▸ EXERCISE DETAILS
Please list all lines of the material below in which the string "UWISC" occurs.

Dataset entries
>> start

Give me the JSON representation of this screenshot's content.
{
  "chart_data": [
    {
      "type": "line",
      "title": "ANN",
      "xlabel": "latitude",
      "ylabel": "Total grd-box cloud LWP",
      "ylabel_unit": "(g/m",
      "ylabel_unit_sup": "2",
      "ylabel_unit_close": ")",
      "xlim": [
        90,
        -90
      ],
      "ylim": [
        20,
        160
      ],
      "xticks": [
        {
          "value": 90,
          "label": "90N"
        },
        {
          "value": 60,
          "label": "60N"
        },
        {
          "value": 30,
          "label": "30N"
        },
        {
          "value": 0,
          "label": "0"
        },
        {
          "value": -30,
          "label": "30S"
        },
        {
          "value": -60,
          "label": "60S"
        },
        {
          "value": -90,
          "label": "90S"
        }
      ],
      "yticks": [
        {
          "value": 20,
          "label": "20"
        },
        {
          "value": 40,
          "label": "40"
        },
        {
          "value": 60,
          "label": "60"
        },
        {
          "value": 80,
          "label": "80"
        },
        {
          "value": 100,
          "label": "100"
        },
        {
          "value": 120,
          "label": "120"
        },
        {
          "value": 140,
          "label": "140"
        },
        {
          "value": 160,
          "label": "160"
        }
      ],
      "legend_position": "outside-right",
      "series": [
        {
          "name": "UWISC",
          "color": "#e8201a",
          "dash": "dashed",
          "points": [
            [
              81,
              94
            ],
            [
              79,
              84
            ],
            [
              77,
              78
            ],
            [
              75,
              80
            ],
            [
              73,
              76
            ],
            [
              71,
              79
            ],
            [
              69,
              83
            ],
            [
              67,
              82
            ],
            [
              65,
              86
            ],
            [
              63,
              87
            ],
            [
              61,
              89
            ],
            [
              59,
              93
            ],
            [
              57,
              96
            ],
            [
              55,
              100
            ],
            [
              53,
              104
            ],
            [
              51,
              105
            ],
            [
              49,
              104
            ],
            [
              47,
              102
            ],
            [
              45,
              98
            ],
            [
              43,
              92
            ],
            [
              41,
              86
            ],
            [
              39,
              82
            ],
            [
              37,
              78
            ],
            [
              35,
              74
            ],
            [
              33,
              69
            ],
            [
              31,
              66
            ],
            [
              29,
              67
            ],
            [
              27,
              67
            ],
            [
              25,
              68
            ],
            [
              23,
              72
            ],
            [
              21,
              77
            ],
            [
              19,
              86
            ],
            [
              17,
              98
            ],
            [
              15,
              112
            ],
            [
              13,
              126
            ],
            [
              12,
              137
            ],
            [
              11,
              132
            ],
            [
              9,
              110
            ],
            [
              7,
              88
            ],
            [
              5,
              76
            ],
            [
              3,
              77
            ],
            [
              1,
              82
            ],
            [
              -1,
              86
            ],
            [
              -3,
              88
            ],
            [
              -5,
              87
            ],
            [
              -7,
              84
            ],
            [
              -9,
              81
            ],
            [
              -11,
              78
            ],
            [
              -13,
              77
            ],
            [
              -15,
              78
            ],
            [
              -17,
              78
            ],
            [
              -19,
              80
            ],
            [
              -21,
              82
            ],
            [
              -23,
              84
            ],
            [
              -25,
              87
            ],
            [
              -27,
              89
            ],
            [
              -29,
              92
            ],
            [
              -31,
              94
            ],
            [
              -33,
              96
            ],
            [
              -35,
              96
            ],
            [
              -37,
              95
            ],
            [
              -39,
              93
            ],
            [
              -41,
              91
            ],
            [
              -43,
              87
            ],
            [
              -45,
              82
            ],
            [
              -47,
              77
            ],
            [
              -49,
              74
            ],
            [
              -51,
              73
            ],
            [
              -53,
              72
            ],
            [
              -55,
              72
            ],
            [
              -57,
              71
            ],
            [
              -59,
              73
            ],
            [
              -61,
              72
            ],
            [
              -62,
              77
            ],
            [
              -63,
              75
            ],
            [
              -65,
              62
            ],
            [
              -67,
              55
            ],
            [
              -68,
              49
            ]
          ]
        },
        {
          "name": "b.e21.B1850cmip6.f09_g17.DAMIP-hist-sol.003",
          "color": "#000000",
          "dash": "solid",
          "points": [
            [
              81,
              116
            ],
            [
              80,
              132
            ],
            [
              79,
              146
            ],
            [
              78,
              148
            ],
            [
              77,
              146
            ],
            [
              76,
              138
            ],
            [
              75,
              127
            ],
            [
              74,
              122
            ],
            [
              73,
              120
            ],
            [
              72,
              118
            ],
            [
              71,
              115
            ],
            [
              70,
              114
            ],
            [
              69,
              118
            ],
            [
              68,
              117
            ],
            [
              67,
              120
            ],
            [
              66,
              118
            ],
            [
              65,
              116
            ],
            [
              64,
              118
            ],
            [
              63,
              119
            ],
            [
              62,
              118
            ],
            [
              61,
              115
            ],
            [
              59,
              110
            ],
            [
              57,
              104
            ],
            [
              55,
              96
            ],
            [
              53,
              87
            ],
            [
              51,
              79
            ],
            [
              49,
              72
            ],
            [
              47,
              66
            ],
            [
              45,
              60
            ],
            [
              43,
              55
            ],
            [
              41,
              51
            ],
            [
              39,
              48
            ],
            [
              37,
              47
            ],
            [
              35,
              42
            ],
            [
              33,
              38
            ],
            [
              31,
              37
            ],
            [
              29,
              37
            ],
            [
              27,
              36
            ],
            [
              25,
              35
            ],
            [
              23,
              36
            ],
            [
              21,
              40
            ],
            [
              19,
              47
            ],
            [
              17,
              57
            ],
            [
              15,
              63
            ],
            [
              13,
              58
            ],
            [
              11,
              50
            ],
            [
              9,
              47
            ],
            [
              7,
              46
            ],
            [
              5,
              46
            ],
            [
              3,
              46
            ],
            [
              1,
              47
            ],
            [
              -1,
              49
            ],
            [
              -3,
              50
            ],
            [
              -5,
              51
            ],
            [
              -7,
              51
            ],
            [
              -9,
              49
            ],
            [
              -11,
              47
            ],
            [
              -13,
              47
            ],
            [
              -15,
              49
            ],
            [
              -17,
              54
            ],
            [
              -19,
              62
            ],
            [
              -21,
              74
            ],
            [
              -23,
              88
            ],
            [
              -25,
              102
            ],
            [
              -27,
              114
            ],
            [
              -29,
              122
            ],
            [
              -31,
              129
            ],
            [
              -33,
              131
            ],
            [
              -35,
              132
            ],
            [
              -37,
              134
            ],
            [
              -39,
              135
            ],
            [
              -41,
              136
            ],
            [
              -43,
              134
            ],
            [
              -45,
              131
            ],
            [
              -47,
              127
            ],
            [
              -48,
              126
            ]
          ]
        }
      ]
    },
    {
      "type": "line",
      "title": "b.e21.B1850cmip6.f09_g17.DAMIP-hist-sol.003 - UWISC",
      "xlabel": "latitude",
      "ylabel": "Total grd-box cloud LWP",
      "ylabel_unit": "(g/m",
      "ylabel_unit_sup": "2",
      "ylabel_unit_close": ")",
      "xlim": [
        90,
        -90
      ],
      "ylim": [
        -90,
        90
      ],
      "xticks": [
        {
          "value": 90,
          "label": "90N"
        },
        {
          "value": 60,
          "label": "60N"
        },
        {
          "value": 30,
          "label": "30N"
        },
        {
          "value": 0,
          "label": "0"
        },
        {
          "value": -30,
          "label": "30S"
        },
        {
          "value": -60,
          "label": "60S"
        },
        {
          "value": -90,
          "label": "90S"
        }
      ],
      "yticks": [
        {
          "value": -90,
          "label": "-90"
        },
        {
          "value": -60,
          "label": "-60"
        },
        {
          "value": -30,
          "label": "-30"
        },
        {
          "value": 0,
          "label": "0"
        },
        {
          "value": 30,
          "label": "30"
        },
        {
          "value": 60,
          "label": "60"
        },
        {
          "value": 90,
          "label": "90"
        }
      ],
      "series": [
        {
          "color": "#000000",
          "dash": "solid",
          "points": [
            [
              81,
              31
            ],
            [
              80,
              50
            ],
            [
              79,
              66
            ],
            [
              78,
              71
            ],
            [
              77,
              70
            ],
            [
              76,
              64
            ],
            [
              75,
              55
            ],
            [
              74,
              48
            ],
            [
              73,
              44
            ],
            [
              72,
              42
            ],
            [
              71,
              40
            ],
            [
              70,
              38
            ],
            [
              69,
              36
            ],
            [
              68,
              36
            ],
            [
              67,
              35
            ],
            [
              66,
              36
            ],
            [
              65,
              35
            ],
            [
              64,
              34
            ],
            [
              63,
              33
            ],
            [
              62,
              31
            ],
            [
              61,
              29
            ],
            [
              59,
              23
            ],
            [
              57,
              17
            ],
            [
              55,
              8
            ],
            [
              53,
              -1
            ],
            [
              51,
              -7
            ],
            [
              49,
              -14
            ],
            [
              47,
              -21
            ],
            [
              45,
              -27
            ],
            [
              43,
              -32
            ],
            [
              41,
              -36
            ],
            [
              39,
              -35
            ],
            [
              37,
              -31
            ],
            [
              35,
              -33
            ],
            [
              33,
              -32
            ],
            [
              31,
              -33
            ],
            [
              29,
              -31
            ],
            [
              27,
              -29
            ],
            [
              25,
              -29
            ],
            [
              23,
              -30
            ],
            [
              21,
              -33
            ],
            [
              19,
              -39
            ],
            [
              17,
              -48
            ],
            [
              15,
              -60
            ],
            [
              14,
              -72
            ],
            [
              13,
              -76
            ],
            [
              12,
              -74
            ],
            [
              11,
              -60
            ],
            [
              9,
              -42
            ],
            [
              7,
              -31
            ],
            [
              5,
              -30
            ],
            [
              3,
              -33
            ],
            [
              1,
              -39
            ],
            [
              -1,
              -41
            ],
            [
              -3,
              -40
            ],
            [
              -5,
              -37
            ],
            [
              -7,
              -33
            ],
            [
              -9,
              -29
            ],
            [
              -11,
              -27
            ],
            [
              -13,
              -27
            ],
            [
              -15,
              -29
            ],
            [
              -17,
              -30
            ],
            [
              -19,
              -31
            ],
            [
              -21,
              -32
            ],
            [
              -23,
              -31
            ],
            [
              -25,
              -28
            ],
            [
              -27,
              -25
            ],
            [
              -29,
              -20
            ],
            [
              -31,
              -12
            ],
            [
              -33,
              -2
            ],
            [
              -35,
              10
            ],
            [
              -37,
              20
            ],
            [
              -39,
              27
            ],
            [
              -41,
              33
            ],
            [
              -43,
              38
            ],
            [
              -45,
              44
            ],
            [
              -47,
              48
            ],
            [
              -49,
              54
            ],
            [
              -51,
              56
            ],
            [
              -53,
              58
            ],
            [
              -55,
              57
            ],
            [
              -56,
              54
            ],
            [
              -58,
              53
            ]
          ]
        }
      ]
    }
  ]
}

>> end

▸ FINAL RESULT
          "name": "UWISC",
      "title": "b.e21.B1850cmip6.f09_g17.DAMIP-hist-sol.003 - UWISC",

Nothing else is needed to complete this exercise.